Items from a data source —
— Start —

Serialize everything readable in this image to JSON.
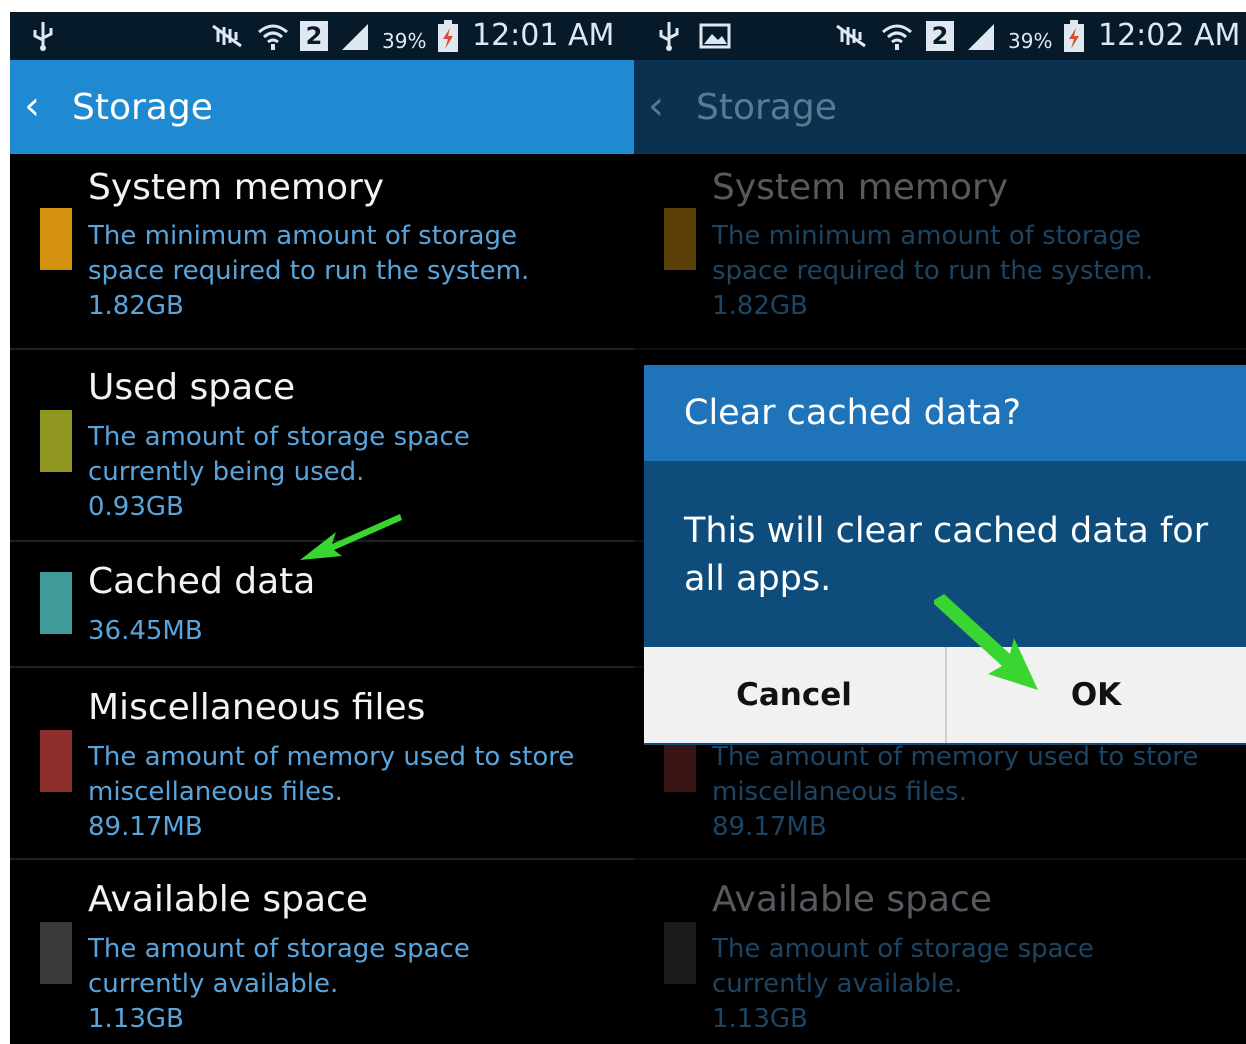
{
  "status_left": {
    "time": "12:01 AM",
    "battery": "39%",
    "sim": "2"
  },
  "status_right": {
    "time": "12:02 AM",
    "battery": "39%",
    "sim": "2"
  },
  "appbar": {
    "back_glyph": "‹",
    "title": "Storage"
  },
  "storage_items": [
    {
      "name": "System memory",
      "desc": [
        "The minimum amount of storage",
        "space required to run the system."
      ],
      "size": "1.82GB",
      "color": "#d4920f"
    },
    {
      "name": "Used space",
      "desc": [
        "The amount of storage space",
        "currently being used."
      ],
      "size": "0.93GB",
      "color": "#8e9620"
    },
    {
      "name": "Cached data",
      "desc": [],
      "size": "36.45MB",
      "color": "#3f9c98"
    },
    {
      "name": "Miscellaneous files",
      "desc": [
        "The amount of memory used to store",
        "miscellaneous files."
      ],
      "size": "89.17MB",
      "color": "#8e2f2e"
    },
    {
      "name": "Available space",
      "desc": [
        "The amount of storage space",
        "currently available."
      ],
      "size": "1.13GB",
      "color": "#3a3a3a"
    }
  ],
  "dialog": {
    "title": "Clear cached data?",
    "message": "This will clear cached data for all apps.",
    "cancel_label": "Cancel",
    "ok_label": "OK"
  },
  "colors": {
    "accent": "#1f89d1",
    "desc_text": "#5aa4dc",
    "arrow": "#39d531"
  }
}
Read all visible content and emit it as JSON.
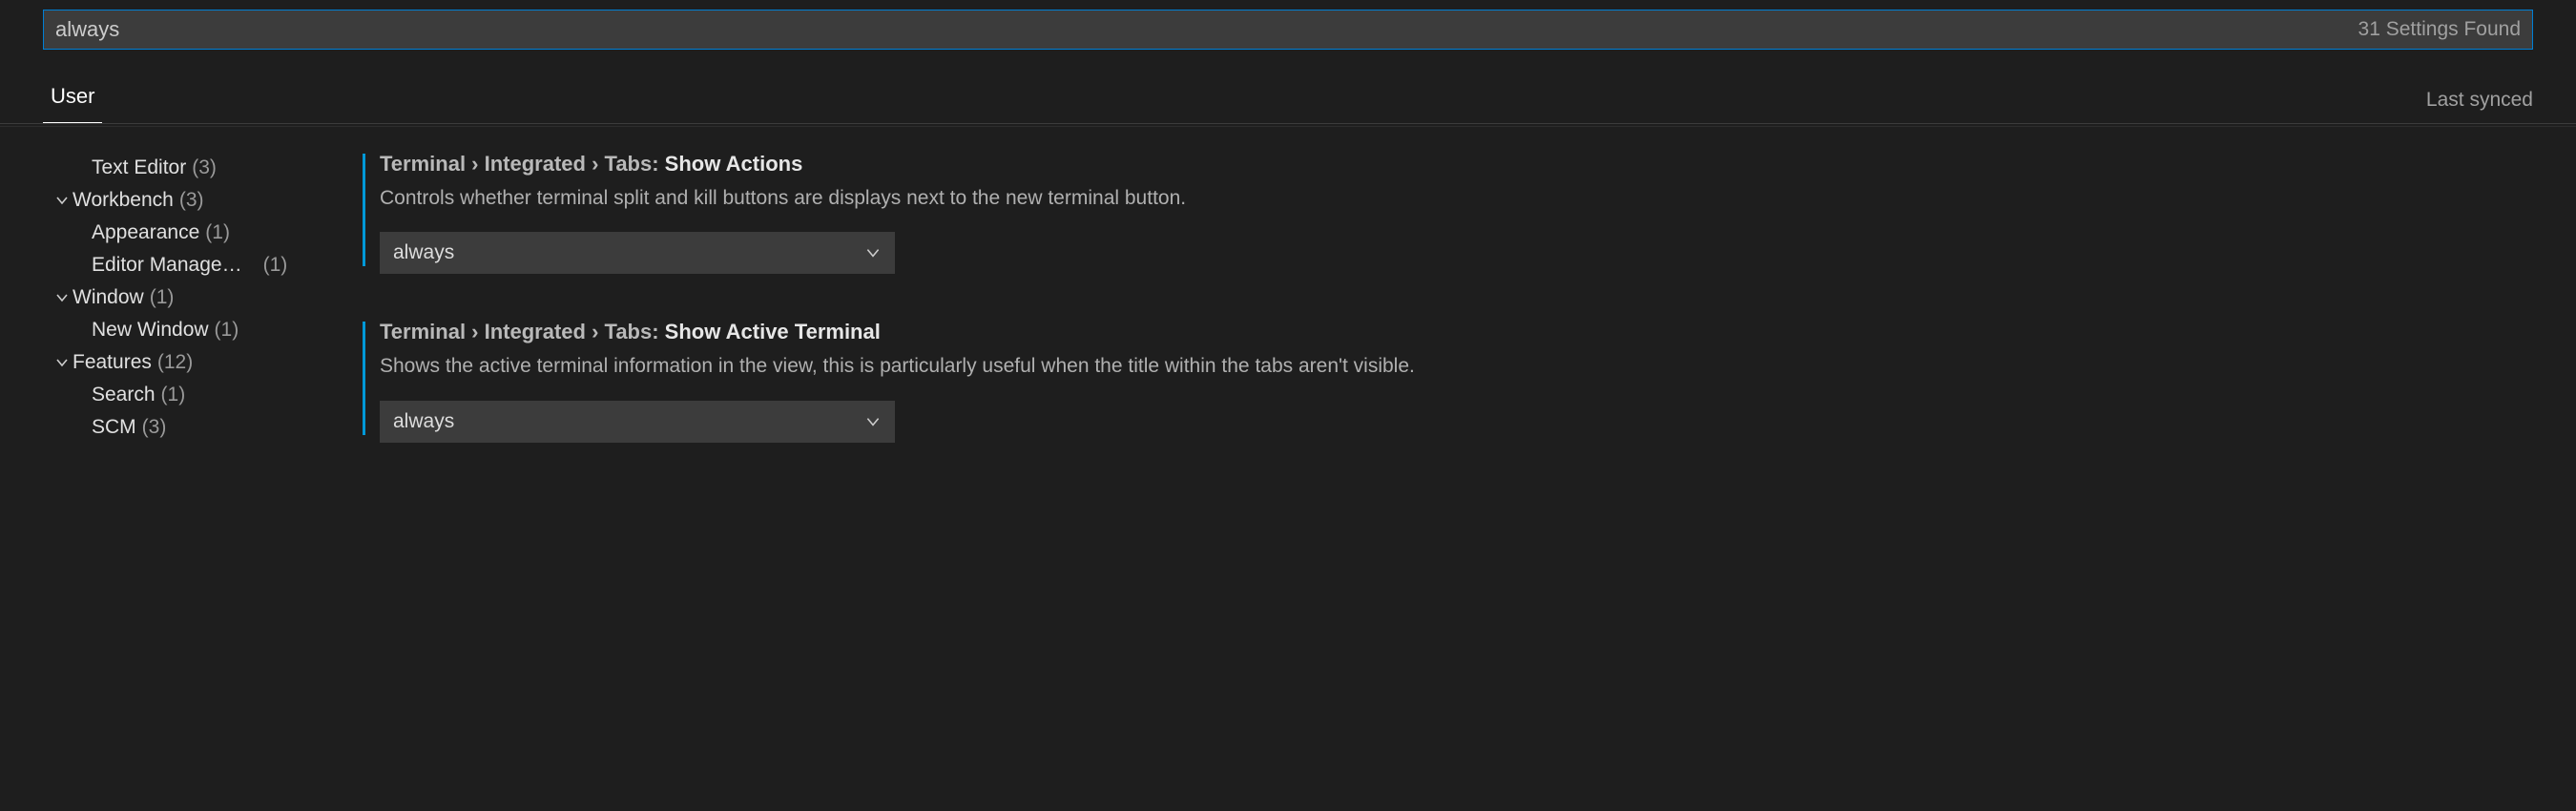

— End —

Work required — Using the material above, report each line where "size" occurs.

Result below —
      "size": "1.82GB",
      "size": "0.93GB",
      "size": "36.45MB",
      "size": "89.17MB",
      "size": "1.13GB",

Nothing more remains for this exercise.